WRITTEN EXERCISE:
Output all of the entries exactly as written.

[start of ROWS]

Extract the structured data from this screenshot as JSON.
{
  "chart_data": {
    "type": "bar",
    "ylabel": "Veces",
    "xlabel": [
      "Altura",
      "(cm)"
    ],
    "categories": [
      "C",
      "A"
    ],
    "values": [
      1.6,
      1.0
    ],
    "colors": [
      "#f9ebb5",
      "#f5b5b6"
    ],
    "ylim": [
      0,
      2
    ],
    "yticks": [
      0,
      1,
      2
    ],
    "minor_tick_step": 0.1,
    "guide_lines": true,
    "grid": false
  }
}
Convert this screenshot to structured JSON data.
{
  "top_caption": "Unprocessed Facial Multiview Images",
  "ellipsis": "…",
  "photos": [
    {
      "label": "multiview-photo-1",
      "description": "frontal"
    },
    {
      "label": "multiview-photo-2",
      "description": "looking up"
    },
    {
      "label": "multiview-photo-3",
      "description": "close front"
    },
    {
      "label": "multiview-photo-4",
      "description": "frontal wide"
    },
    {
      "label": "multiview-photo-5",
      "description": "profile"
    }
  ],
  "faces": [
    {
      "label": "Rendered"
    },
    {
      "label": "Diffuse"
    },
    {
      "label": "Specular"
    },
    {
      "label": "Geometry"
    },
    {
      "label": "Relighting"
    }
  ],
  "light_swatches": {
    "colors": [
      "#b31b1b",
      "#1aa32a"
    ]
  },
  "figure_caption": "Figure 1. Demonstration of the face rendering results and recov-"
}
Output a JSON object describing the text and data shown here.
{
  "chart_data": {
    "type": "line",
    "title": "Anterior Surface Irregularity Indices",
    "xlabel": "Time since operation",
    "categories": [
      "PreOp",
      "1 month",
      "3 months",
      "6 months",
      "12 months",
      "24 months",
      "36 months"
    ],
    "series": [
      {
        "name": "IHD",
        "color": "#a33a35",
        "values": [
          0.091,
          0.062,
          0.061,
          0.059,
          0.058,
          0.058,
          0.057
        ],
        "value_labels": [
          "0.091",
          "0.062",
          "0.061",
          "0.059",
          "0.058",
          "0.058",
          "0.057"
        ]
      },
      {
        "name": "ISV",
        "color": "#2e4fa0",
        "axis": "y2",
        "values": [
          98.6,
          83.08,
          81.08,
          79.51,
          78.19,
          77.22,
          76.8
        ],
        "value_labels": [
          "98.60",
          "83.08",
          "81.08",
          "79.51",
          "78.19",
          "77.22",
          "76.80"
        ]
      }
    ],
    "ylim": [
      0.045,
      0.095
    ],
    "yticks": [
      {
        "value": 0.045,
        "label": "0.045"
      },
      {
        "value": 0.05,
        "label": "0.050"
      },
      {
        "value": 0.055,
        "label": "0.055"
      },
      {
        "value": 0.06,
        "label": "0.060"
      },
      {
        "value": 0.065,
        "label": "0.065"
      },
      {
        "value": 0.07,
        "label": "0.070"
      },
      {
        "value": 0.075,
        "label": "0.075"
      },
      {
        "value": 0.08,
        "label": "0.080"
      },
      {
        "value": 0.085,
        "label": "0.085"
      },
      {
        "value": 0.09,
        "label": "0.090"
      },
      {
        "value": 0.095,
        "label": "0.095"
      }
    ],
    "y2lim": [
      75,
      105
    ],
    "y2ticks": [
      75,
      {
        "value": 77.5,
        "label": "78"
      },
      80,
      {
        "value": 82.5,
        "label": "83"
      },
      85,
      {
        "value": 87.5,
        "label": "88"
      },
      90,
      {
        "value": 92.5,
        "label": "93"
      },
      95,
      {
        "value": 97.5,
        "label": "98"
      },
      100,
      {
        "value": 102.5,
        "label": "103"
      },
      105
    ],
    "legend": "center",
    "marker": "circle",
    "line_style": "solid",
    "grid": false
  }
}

[end of ROWS]

OUTPUT OF THE EXERCISE:
Extract the structured data from this screenshot as JSON.
{
  "chart_data": {
    "type": "bar",
    "ylabel": "Veces",
    "xlabel": [
      "Altura",
      "(cm)"
    ],
    "categories": [
      "C",
      "A"
    ],
    "values": [
      1.6,
      1.0
    ],
    "colors": [
      "#f9ebb5",
      "#f5b5b6"
    ],
    "ylim": [
      0,
      2
    ],
    "yticks": [
      0,
      1,
      2
    ],
    "minor_tick_step": 0.1,
    "guide_lines": true,
    "grid": false
  }
}
Convert this screenshot to structured JSON data.
{
  "top_caption": "Unprocessed Facial Multiview Images",
  "ellipsis": "…",
  "photos": [
    {
      "label": "multiview-photo-1",
      "description": "frontal"
    },
    {
      "label": "multiview-photo-2",
      "description": "looking up"
    },
    {
      "label": "multiview-photo-3",
      "description": "close front"
    },
    {
      "label": "multiview-photo-4",
      "description": "frontal wide"
    },
    {
      "label": "multiview-photo-5",
      "description": "profile"
    }
  ],
  "faces": [
    {
      "label": "Rendered"
    },
    {
      "label": "Diffuse"
    },
    {
      "label": "Specular"
    },
    {
      "label": "Geometry"
    },
    {
      "label": "Relighting"
    }
  ],
  "light_swatches": {
    "colors": [
      "#b31b1b",
      "#1aa32a"
    ]
  },
  "figure_caption": "Figure 1. Demonstration of the face rendering results and recov-"
}
Output a JSON object describing the text and data shown here.
{
  "chart_data": {
    "type": "line",
    "title": "Anterior Surface Irregularity Indices",
    "xlabel": "Time since operation",
    "categories": [
      "PreOp",
      "1 month",
      "3 months",
      "6 months",
      "12 months",
      "24 months",
      "36 months"
    ],
    "series": [
      {
        "name": "IHD",
        "color": "#a33a35",
        "values": [
          0.091,
          0.062,
          0.061,
          0.059,
          0.058,
          0.058,
          0.057
        ],
        "value_labels": [
          "0.091",
          "0.062",
          "0.061",
          "0.059",
          "0.058",
          "0.058",
          "0.057"
        ]
      },
      {
        "name": "ISV",
        "color": "#2e4fa0",
        "axis": "y2",
        "values": [
          98.6,
          83.08,
          81.08,
          79.51,
          78.19,
          77.22,
          76.8
        ],
        "value_labels": [
          "98.60",
          "83.08",
          "81.08",
          "79.51",
          "78.19",
          "77.22",
          "76.80"
        ]
      }
    ],
    "ylim": [
      0.045,
      0.095
    ],
    "yticks": [
      {
        "value": 0.045,
        "label": "0.045"
      },
      {
        "value": 0.05,
        "label": "0.050"
      },
      {
        "value": 0.055,
        "label": "0.055"
      },
      {
        "value": 0.06,
        "label": "0.060"
      },
      {
        "value": 0.065,
        "label": "0.065"
      },
      {
        "value": 0.07,
        "label": "0.070"
      },
      {
        "value": 0.075,
        "label": "0.075"
      },
      {
        "value": 0.08,
        "label": "0.080"
      },
      {
        "value": 0.085,
        "label": "0.085"
      },
      {
        "value": 0.09,
        "label": "0.090"
      },
      {
        "value": 0.095,
        "label": "0.095"
      }
    ],
    "y2lim": [
      75,
      105
    ],
    "y2ticks": [
      75,
      {
        "value": 77.5,
        "label": "78"
      },
      80,
      {
        "value": 82.5,
        "label": "83"
      },
      85,
      {
        "value": 87.5,
        "label": "88"
      },
      90,
      {
        "value": 92.5,
        "label": "93"
      },
      95,
      {
        "value": 97.5,
        "label": "98"
      },
      100,
      {
        "value": 102.5,
        "label": "103"
      },
      105
    ],
    "legend": "center",
    "marker": "circle",
    "line_style": "solid",
    "grid": false
  }
}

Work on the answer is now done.